(Records that describe figures)
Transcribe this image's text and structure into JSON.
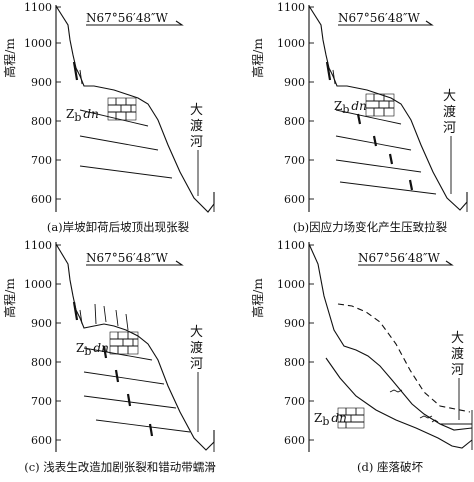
{
  "panels": [
    {
      "direction": "N67°56′48″W",
      "unit_main": "Z",
      "unit_sub": "b",
      "unit_suffix": "dn",
      "river": [
        "大",
        "渡",
        "河"
      ],
      "ylabel": "高程/m",
      "yticks": [
        "1100",
        "1000",
        "900",
        "800",
        "700",
        "600"
      ],
      "caption": "(a)岸坡卸荷后坡顶出现张裂"
    },
    {
      "direction": "N67°56′48″W",
      "unit_main": "Z",
      "unit_sub": "b",
      "unit_suffix": "dn",
      "river": [
        "大",
        "渡",
        "河"
      ],
      "ylabel": "高程/m",
      "yticks": [
        "1100",
        "1000",
        "900",
        "800",
        "700",
        "600"
      ],
      "caption": "(b)因应力场变化产生压致拉裂"
    },
    {
      "direction": "N67°56′48″W",
      "unit_main": "Z",
      "unit_sub": "b",
      "unit_suffix": "dn",
      "river": [
        "大",
        "渡",
        "河"
      ],
      "ylabel": "高程/m",
      "yticks": [
        "1100",
        "1000",
        "900",
        "800",
        "700",
        "600"
      ],
      "caption": "(c) 浅表生改造加剧张裂和错动带蠕滑"
    },
    {
      "direction": "N67°56′48″W",
      "unit_main": "Z",
      "unit_sub": "b",
      "unit_suffix": "dn",
      "river": [
        "大",
        "渡",
        "河"
      ],
      "ylabel": "高程/m",
      "yticks": [
        "1100",
        "1000",
        "900",
        "800",
        "700",
        "600"
      ],
      "caption": "(d) 座落破坏"
    }
  ]
}
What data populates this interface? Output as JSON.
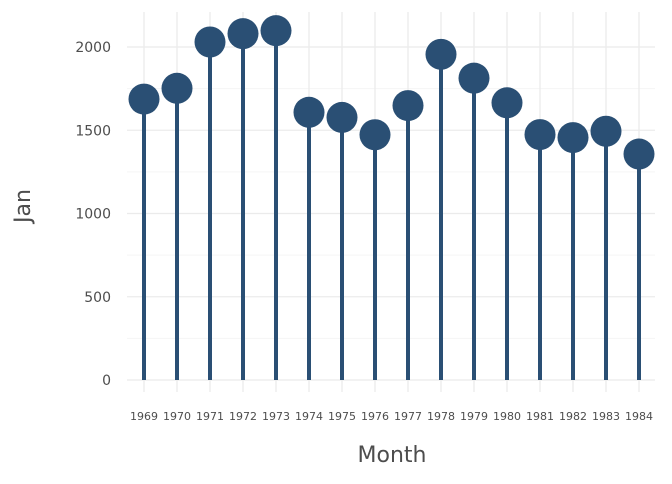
{
  "chart_data": {
    "type": "lollipop",
    "categories": [
      "1969",
      "1970",
      "1971",
      "1972",
      "1973",
      "1974",
      "1975",
      "1976",
      "1977",
      "1978",
      "1979",
      "1980",
      "1981",
      "1982",
      "1983",
      "1984"
    ],
    "values": [
      1687,
      1752,
      2030,
      2080,
      2098,
      1608,
      1577,
      1473,
      1648,
      1956,
      1813,
      1665,
      1474,
      1456,
      1494,
      1357
    ],
    "title": "",
    "xlabel": "Month",
    "ylabel": "Jan",
    "ylim": [
      0,
      2200
    ],
    "y_ticks": [
      0,
      500,
      1000,
      1500,
      2000
    ],
    "y_tick_labels": [
      "0",
      "500",
      "1000",
      "1500",
      "2000"
    ],
    "grid": true,
    "colors": {
      "series": "#2a4f74",
      "grid_major": "#ebebeb",
      "grid_minor": "#f5f5f5",
      "text": "#4d4d4d",
      "background": "#ffffff"
    }
  }
}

- **EXERCISE BRIEF**: Take the line that contains "What data populates" and every line after it up to the end of the records above, and restate them exactly, without the pictures.

- **CORRECT OUTPUT**:
What data populates this interface? Output as JSON.
{
  "chart_data": {
    "type": "lollipop",
    "categories": [
      "1969",
      "1970",
      "1971",
      "1972",
      "1973",
      "1974",
      "1975",
      "1976",
      "1977",
      "1978",
      "1979",
      "1980",
      "1981",
      "1982",
      "1983",
      "1984"
    ],
    "values": [
      1687,
      1752,
      2030,
      2080,
      2098,
      1608,
      1577,
      1473,
      1648,
      1956,
      1813,
      1665,
      1474,
      1456,
      1494,
      1357
    ],
    "title": "",
    "xlabel": "Month",
    "ylabel": "Jan",
    "ylim": [
      0,
      2200
    ],
    "y_ticks": [
      0,
      500,
      1000,
      1500,
      2000
    ],
    "y_tick_labels": [
      "0",
      "500",
      "1000",
      "1500",
      "2000"
    ],
    "grid": true,
    "colors": {
      "series": "#2a4f74",
      "grid_major": "#ebebeb",
      "grid_minor": "#f5f5f5",
      "text": "#4d4d4d",
      "background": "#ffffff"
    }
  }
}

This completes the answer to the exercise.